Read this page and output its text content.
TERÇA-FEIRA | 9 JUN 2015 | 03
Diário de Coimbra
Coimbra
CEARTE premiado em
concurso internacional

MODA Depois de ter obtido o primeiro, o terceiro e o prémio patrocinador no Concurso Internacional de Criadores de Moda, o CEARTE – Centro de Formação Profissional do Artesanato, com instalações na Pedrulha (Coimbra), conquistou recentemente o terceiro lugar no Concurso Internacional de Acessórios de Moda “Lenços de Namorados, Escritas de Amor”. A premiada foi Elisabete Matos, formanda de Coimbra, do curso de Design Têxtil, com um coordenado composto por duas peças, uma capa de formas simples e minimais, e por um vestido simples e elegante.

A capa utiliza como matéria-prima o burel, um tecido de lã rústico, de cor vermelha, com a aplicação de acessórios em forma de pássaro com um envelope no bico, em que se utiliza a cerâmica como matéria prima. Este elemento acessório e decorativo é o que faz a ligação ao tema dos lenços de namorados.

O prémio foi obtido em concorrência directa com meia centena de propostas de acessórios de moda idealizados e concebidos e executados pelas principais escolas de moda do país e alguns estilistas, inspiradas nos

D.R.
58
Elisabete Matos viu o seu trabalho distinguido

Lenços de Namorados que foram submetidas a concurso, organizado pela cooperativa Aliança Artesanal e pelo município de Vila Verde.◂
——————————
_Stated problem_
Reproduce each record shown above without altering a single word.

_Exercise response_
Read this page and output its text content.
TERÇA-FEIRA | 9 JUN 2015 | 03
Diário de Coimbra
Coimbra
CEARTE premiado em
concurso internacional

MODA Depois de ter obtido o primeiro, o terceiro e o prémio patrocinador no Concurso Internacional de Criadores de Moda, o CEARTE – Centro de Formação Profissional do Artesanato, com instalações na Pedrulha (Coimbra), conquistou recentemente o terceiro lugar no Concurso Internacional de Acessórios de Moda “Lenços de Namorados, Escritas de Amor”. A premiada foi Elisabete Matos, formanda de Coimbra, do curso de Design Têxtil, com um coordenado composto por duas peças, uma capa de formas simples e minimais, e por um vestido simples e elegante.

A capa utiliza como matéria-prima o burel, um tecido de lã rústico, de cor vermelha, com a aplicação de acessórios em forma de pássaro com um envelope no bico, em que se utiliza a cerâmica como matéria prima. Este elemento acessório e decorativo é o que faz a ligação ao tema dos lenços de namorados.

O prémio foi obtido em concorrência directa com meia centena de propostas de acessórios de moda idealizados e concebidos e executados pelas principais escolas de moda do país e alguns estilistas, inspiradas nos

D.R.
58
Elisabete Matos viu o seu trabalho distinguido

Lenços de Namorados que foram submetidas a concurso, organizado pela cooperativa Aliança Artesanal e pelo município de Vila Verde.◂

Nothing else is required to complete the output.